SUPPLIED MATERIAL
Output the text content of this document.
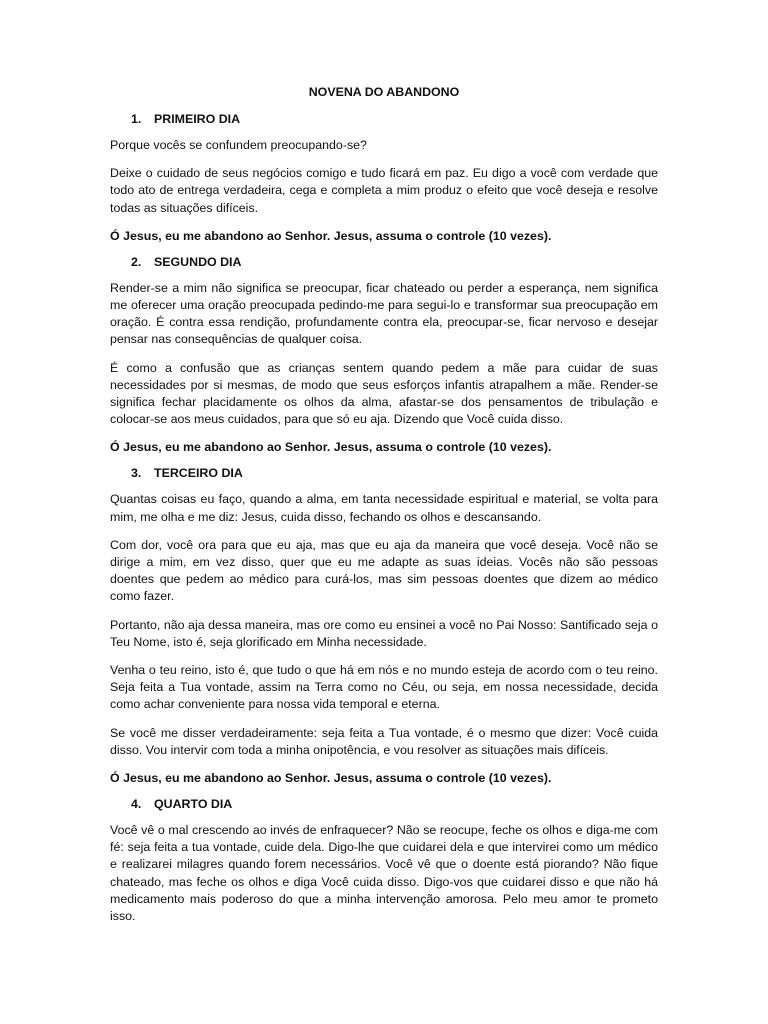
NOVENA DO ABANDONO
1.	PRIMEIRO DIA

Porque vocês se confundem preocupando-se?

Deixe o cuidado de seus negócios comigo e tudo ficará em paz. Eu digo a você com verdade que todo ato de entrega verdadeira, cega e completa a mim produz o efeito que você deseja e resolve todas as situações difíceis.

Ó Jesus, eu me abandono ao Senhor. Jesus, assuma o controle (10 vezes).

2.	SEGUNDO DIA

Render-se a mim não significa se preocupar, ficar chateado ou perder a esperança, nem significa me oferecer uma oração preocupada pedindo-me para segui-lo e transformar sua preocupação em oração. É contra essa rendição, profundamente contra ela, preocupar-se, ficar nervoso e desejar pensar nas consequências de qualquer coisa.

É como a confusão que as crianças sentem quando pedem a mãe para cuidar de suas necessidades por si mesmas, de modo que seus esforços infantis atrapalhem a mãe. Render-se significa fechar placidamente os olhos da alma, afastar-se dos pensamentos de tribulação e colocar-se aos meus cuidados, para que só eu aja. Dizendo que Você cuida disso.

Ó Jesus, eu me abandono ao Senhor. Jesus, assuma o controle (10 vezes).

3.	TERCEIRO DIA

Quantas coisas eu faço, quando a alma, em tanta necessidade espiritual e material, se volta para mim, me olha e me diz: Jesus, cuida disso, fechando os olhos e descansando.

Com dor, você ora para que eu aja, mas que eu aja da maneira que você deseja. Você não se dirige a mim, em vez disso, quer que eu me adapte as suas ideias. Vocês não são pessoas doentes que pedem ao médico para curá-los, mas sim pessoas doentes que dizem ao médico como fazer.

Portanto, não aja dessa maneira, mas ore como eu ensinei a você no Pai Nosso: Santificado seja o Teu Nome, isto é, seja glorificado em Minha necessidade.

Venha o teu reino, isto é, que tudo o que há em nós e no mundo esteja de acordo com o teu reino. Seja feita a Tua vontade, assim na Terra como no Céu, ou seja, em nossa necessidade, decida como achar conveniente para nossa vida temporal e eterna.

Se você me disser verdadeiramente: seja feita a Tua vontade, é o mesmo que dizer: Você cuida disso. Vou intervir com toda a minha onipotência, e vou resolver as situações mais difíceis.

Ó Jesus, eu me abandono ao Senhor. Jesus, assuma o controle (10 vezes).

4.	QUARTO DIA

Você vê o mal crescendo ao invés de enfraquecer? Não se reocupe, feche os olhos e diga-me com fé: seja feita a tua vontade, cuide dela. Digo-lhe que cuidarei dela e que intervirei como um médico e realizarei milagres quando forem necessários. Você vê que o doente está piorando? Não fique chateado, mas feche os olhos e diga Você cuida disso. Digo-vos que cuidarei disso e que não há medicamento mais poderoso do que a minha intervenção amorosa. Pelo meu amor te prometo isso.
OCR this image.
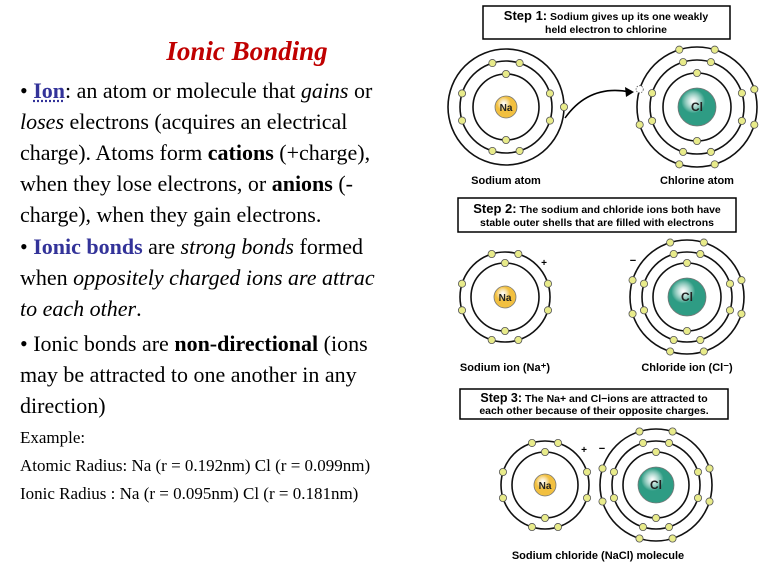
Ionic Bonding
• Ion: an atom or molecule that gains or
loses electrons (acquires an electrical
charge). Atoms form cations (+charge),
when they lose electrons, or anions (-
charge), when they gain electrons.
• Ionic bonds are strong bonds formed
when oppositely charged ions are attrac
to each other.
• Ionic bonds are non-directional (ions
may be attracted to one another in any
direction)
Example:
Atomic Radius: Na (r = 0.192nm) Cl (r = 0.099nm)
Ionic Radius : Na (r = 0.095nm) Cl (r = 0.181nm)
Na	Cl
Na	Cl
Na	Cl
Step 1: Sodium gives up its one weakly
held electron to chlorine
Sodium atom	Chlorine atom
Step 2: The sodium and chloride ions both have
stable outer shells that are filled with electrons
Sodium ion (Na⁺)	Chloride ion (Cl⁻)
+	−
Step 3: The Na+ and Cl−ions are attracted to
each other because of their opposite charges.
Sodium chloride (NaCl) molecule
+ −
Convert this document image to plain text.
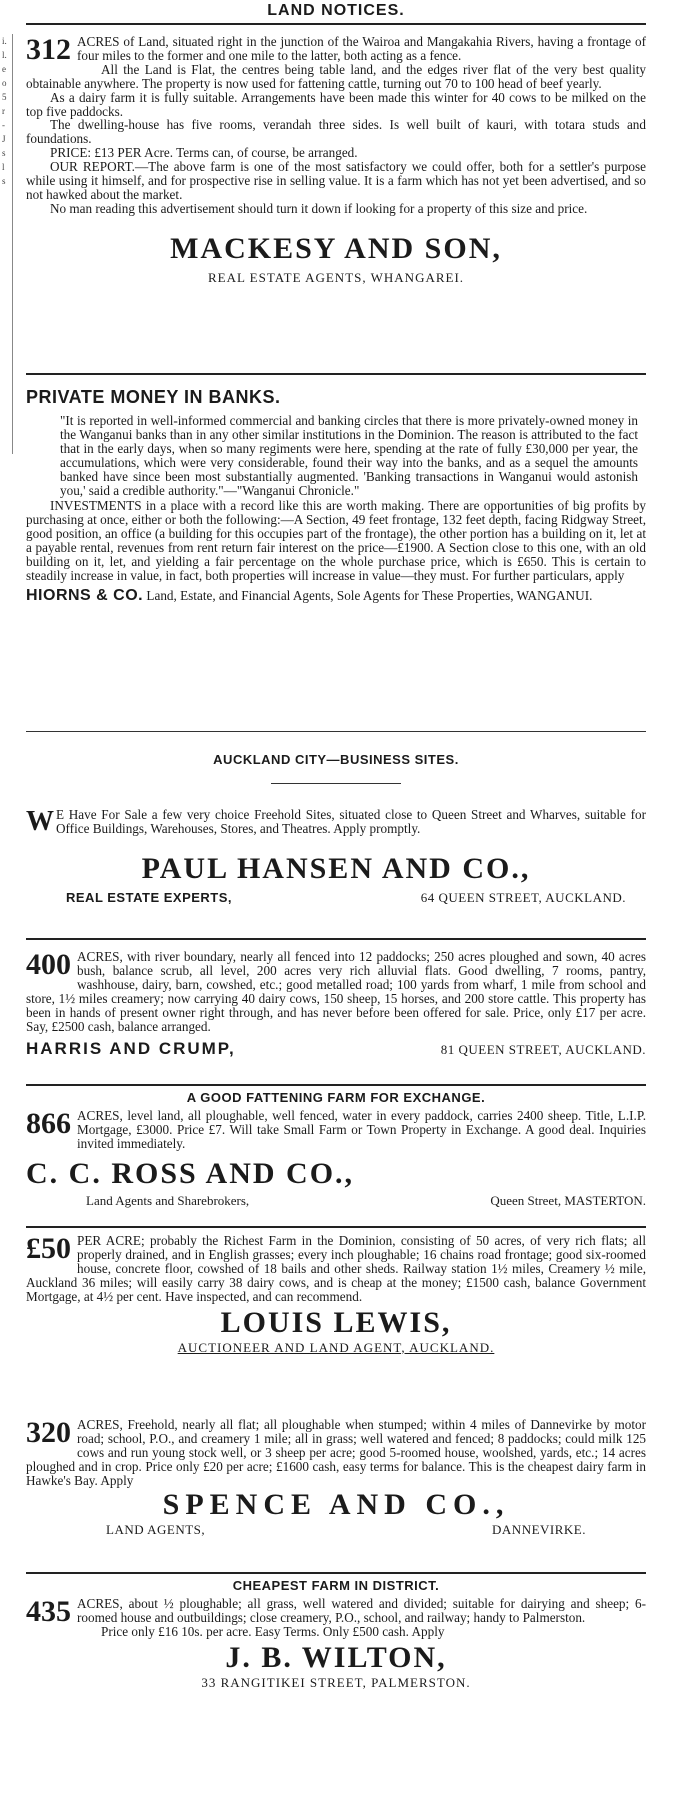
i.
l.
e
o
5
r
-
J
s
l
s
LAND NOTICES.
312 ACRES of Land, situated right in the junction of the Wairoa and Mangakahia Rivers, having a frontage of four miles to the former and one mile to the latter, both acting as a fence.

All the Land is Flat, the centres being table land, and the edges river flat of the very best quality obtainable anywhere. The property is now used for fattening cattle, turning out 70 to 100 head of beef yearly.

As a dairy farm it is fully suitable. Arrangements have been made this winter for 40 cows to be milked on the top five paddocks.

The dwelling-house has five rooms, verandah three sides. Is well built of kauri, with totara studs and foundations.

PRICE: £13 PER Acre. Terms can, of course, be arranged.

OUR REPORT.—The above farm is one of the most satisfactory we could offer, both for a settler's purpose while using it himself, and for prospective rise in selling value. It is a farm which has not yet been advertised, and so not hawked about the market.

No man reading this advertisement should turn it down if looking for a property of this size and price.

MACKESY AND SON,

REAL ESTATE AGENTS, WHANGAREI.

PRIVATE MONEY IN BANKS.

"It is reported in well-informed commercial and banking circles that there is more privately-owned money in the Wanganui banks than in any other similar institutions in the Dominion. The reason is attributed to the fact that in the early days, when so many regiments were here, spending at the rate of fully £30,000 per year, the accumulations, which were very considerable, found their way into the banks, and as a sequel the amounts banked have since been most substantially augmented. 'Banking transactions in Wanganui would astonish you,' said a credible authority."—"Wanganui Chronicle."

INVESTMENTS in a place with a record like this are worth making. There are opportunities of big profits by purchasing at once, either or both the following:—A Section, 49 feet frontage, 132 feet depth, facing Ridgway Street, good position, an office (a building for this occupies part of the frontage), the other portion has a building on it, let at a payable rental, revenues from rent return fair interest on the price—£1900. A Section close to this one, with an old building on it, let, and yielding a fair percentage on the whole purchase price, which is £650. This is certain to steadily increase in value, in fact, both properties will increase in value—they must. For further particulars, apply

HIORNS & CO. Land, Estate, and Financial Agents, Sole Agents for These Properties, WANGANUI.

AUCKLAND CITY—BUSINESS SITES.

W E Have For Sale a few very choice Freehold Sites, situated close to Queen Street and Wharves, suitable for Office Buildings, Warehouses, Stores, and Theatres. Apply promptly.

PAUL HANSEN AND CO.,

REAL ESTATE EXPERTS,	64 QUEEN STREET, AUCKLAND.
400 ACRES, with river boundary, nearly all fenced into 12 paddocks; 250 acres ploughed and sown, 40 acres bush, balance scrub, all level, 200 acres very rich alluvial flats. Good dwelling, 7 rooms, pantry, washhouse, dairy, barn, cowshed, etc.; good metalled road; 100 yards from wharf, 1 mile from school and store, 1½ miles creamery; now carrying 40 dairy cows, 150 sheep, 15 horses, and 200 store cattle. This property has been in hands of present owner right through, and has never before been offered for sale. Price, only £17 per acre. Say, £2500 cash, balance arranged.

HARRIS AND CRUMP,	81 QUEEN STREET, AUCKLAND.

A GOOD FATTENING FARM FOR EXCHANGE.

866 ACRES, level land, all ploughable, well fenced, water in every paddock, carries 2400 sheep. Title, L.I.P. Mortgage, £3000. Price £7. Will take Small Farm or Town Property in Exchange. A good deal. Inquiries invited immediately.

C. C. ROSS AND CO.,

Land Agents and Sharebrokers,	Queen Street, MASTERTON.
£50 PER ACRE; probably the Richest Farm in the Dominion, consisting of 50 acres, of very rich flats; all properly drained, and in English grasses; every inch ploughable; 16 chains road frontage; good six-roomed house, concrete floor, cowshed of 18 bails and other sheds. Railway station 1½ miles, Creamery ½ mile, Auckland 36 miles; will easily carry 38 dairy cows, and is cheap at the money; £1500 cash, balance Government Mortgage, at 4½ per cent. Have inspected, and can recommend.

LOUIS LEWIS,

AUCTIONEER AND LAND AGENT, AUCKLAND.

320 ACRES, Freehold, nearly all flat; all ploughable when stumped; within 4 miles of Dannevirke by motor road; school, P.O., and creamery 1 mile; all in grass; well watered and fenced; 8 paddocks; could milk 125 cows and run young stock well, or 3 sheep per acre; good 5-roomed house, woolshed, yards, etc.; 14 acres ploughed and in crop. Price only £20 per acre; £1600 cash, easy terms for balance. This is the cheapest dairy farm in Hawke's Bay. Apply

SPENCE AND CO.,

LAND AGENTS,	DANNEVIRKE.

CHEAPEST FARM IN DISTRICT.

435 ACRES, about ½ ploughable; all grass, well watered and divided; suitable for dairying and sheep; 6-roomed house and outbuildings; close creamery, P.O., school, and railway; handy to Palmerston.

Price only £16 10s. per acre. Easy Terms. Only £500 cash. Apply

J. B. WILTON,

33 RANGITIKEI STREET, PALMERSTON.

GOAL
Pull out every line in the material above where "situações" occurs.

SOLUTION TO THIS EXERCISE
Deixe o cuidado de seus negócios comigo e tudo ficará em paz. Eu digo a você com verdade que todo ato de entrega verdadeira, cega e completa a mim produz o efeito que você deseja e resolve todas as situações difíceis.
Se você me disser verdadeiramente: seja feita a Tua vontade, é o mesmo que dizer: Você cuida disso. Vou intervir com toda a minha onipotência, e vou resolver as situações mais difíceis.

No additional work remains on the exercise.